## CHALLENGE
Count how many lines of the rows below contain the word "expert". Give only the number.

## RECORD SET

····················

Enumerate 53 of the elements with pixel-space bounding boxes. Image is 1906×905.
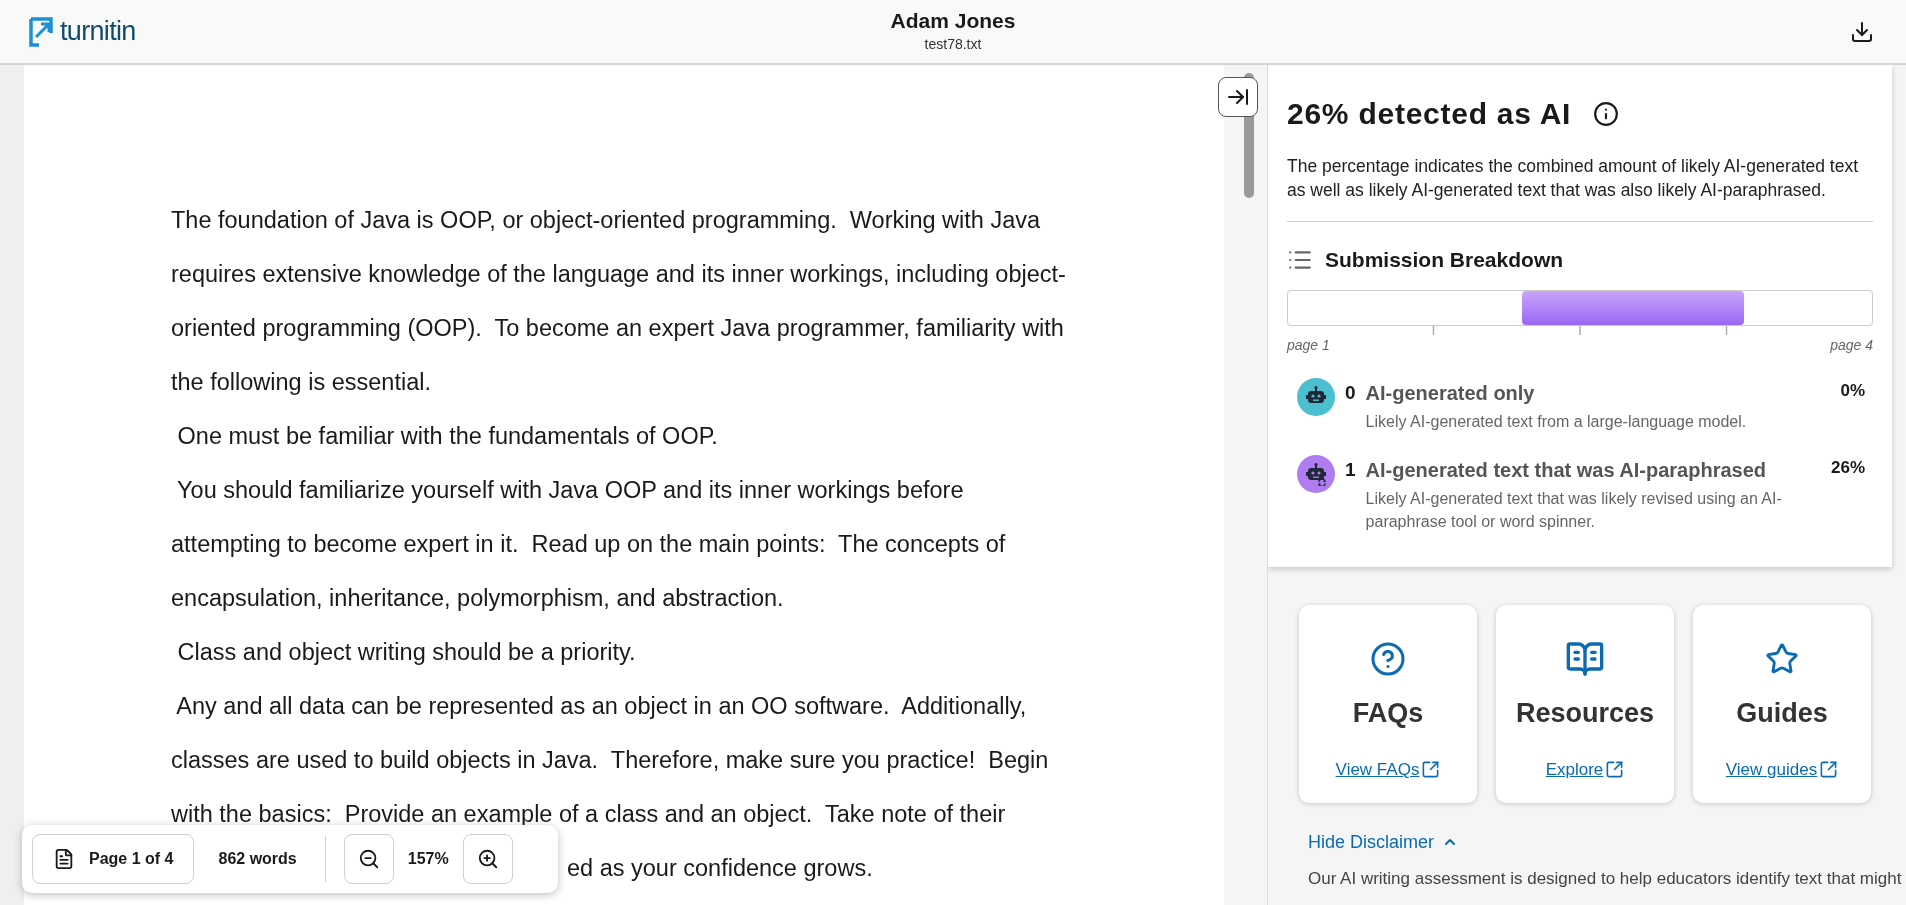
text-line: ed as your confidence grows. [567, 854, 873, 883]
file-name: test78.txt [924, 35, 982, 55]
logo-icon [28, 16, 54, 47]
student-name: Adam Jones [890, 7, 1016, 34]
text-line: requires extensive knowledge of the language and its inner workings, including object- [171, 260, 1066, 289]
text-line: with the basics: Provide an example of a class and an object. Take note of their [171, 800, 1006, 829]
category-percent: 26% [1830, 456, 1865, 479]
resource-link[interactable]: Explore [1545, 757, 1625, 783]
disclaimer-toggle[interactable]: Hide Disclaimer [1308, 828, 1459, 856]
text-line: the following is essential. [171, 368, 431, 397]
text-line: encapsulation, inheritance, polymorphism, and abstraction. [171, 584, 784, 613]
disclaimer-text: Our AI writing assessment is designed to help educators identify text that might [1308, 867, 1903, 890]
zoom-level: 157% [406, 849, 450, 869]
resource-link[interactable]: View FAQs [1335, 757, 1441, 783]
collapse-panel-button[interactable] [1218, 77, 1258, 117]
text-line: One must be familiar with the fundamentals of OOP. [176, 422, 718, 451]
text-line: Any and all data can be represented as an object in an OO software. Additionally, [175, 692, 1027, 721]
external-link-icon [1819, 760, 1839, 780]
logo-text: turnitin [60, 15, 136, 49]
category-name: AI-generated text that was AI-paraphrased [1365, 457, 1768, 483]
text-line: The foundation of Java is OOP, or object-oriented programming. Working with Java [171, 206, 1041, 235]
start-label: page 1 [1287, 335, 1330, 355]
category-count: 0 [1345, 380, 1356, 405]
resource-title: FAQs [1352, 696, 1424, 730]
category-description: Likely AI-generated text from a large-language model. [1365, 411, 1748, 432]
text-line: classes are used to build objects in Java. Therefore, make sure you practice! Begin [171, 746, 1049, 775]
help-icon [1370, 640, 1406, 677]
category-count: 1 [1345, 457, 1356, 482]
category-name: AI-generated only [1365, 380, 1536, 406]
detection-score: 26% detected as AI [1287, 96, 1572, 132]
star-icon [1765, 641, 1799, 676]
breakdown-title: Submission Breakdown [1325, 247, 1564, 273]
resource-title: Guides [1736, 696, 1828, 730]
resource-title: Resources [1515, 696, 1655, 730]
zoom-in-icon [476, 848, 499, 870]
score-description: The percentage indicates the combined amount of likely AI-generated text as well as likely AI-generated text that was also likely AI-paraphrased. [1287, 155, 1860, 202]
end-label: page 4 [1830, 335, 1873, 355]
text-line: attempting to become expert in it. Read up on the main points: The concepts of [171, 530, 1006, 559]
text-line: oriented programming (OOP). To become an expert Java programmer, familiarity with [171, 314, 1064, 343]
page-indicator[interactable]: Page 1 of 4 [32, 834, 195, 884]
external-link-icon [1421, 760, 1441, 780]
external-link-icon [1605, 760, 1625, 780]
zoom-in-button[interactable] [462, 834, 513, 884]
category-percent: 0% [1840, 379, 1865, 402]
document-icon [53, 848, 75, 870]
zoom-out-button[interactable] [343, 834, 394, 884]
zoom-out-icon [357, 848, 380, 870]
text-line: You should familiarize yourself with Java OOP and its inner workings before [176, 476, 964, 505]
category-description: Likely AI-generated text that was likely revised using an AI-paraphrase tool or word spinner. [1365, 488, 1783, 532]
resource-link[interactable]: View guides [1725, 757, 1839, 783]
text-line: Class and object writing should be a priority. [176, 638, 636, 667]
info-icon[interactable] [1593, 100, 1620, 127]
word-count: 862 words [217, 849, 298, 869]
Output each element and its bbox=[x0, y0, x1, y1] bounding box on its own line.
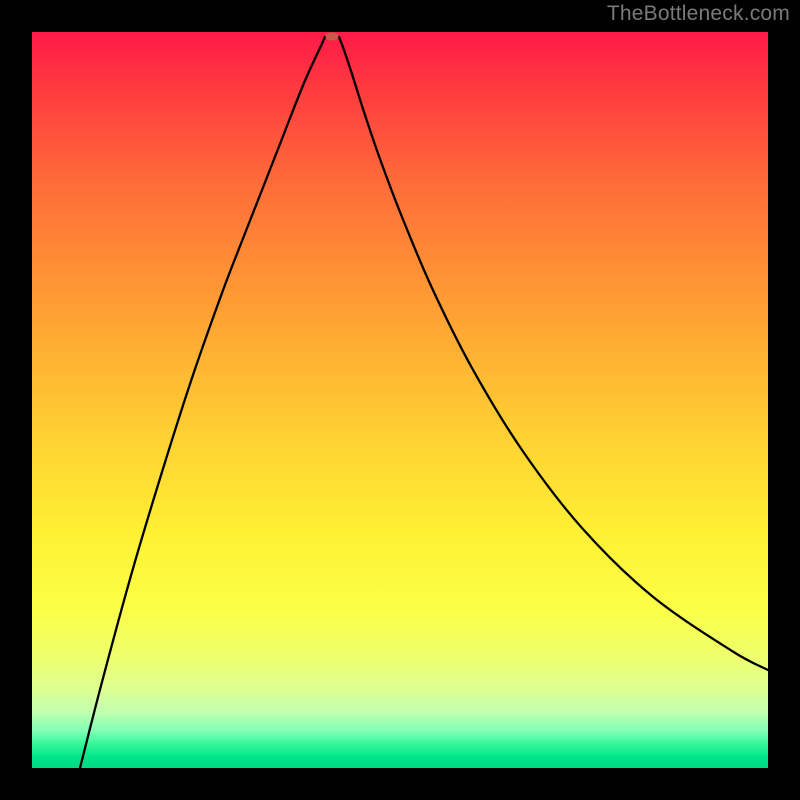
curve-left-branch bbox=[80, 37, 325, 768]
minimum-marker bbox=[326, 33, 339, 41]
chart-frame: TheBottleneck.com bbox=[0, 0, 800, 800]
bottleneck-curve bbox=[32, 32, 768, 768]
curve-right-branch bbox=[339, 37, 768, 670]
watermark-text: TheBottleneck.com bbox=[607, 2, 790, 26]
plot-area bbox=[32, 32, 768, 768]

····················

## WORKED ANSWER
2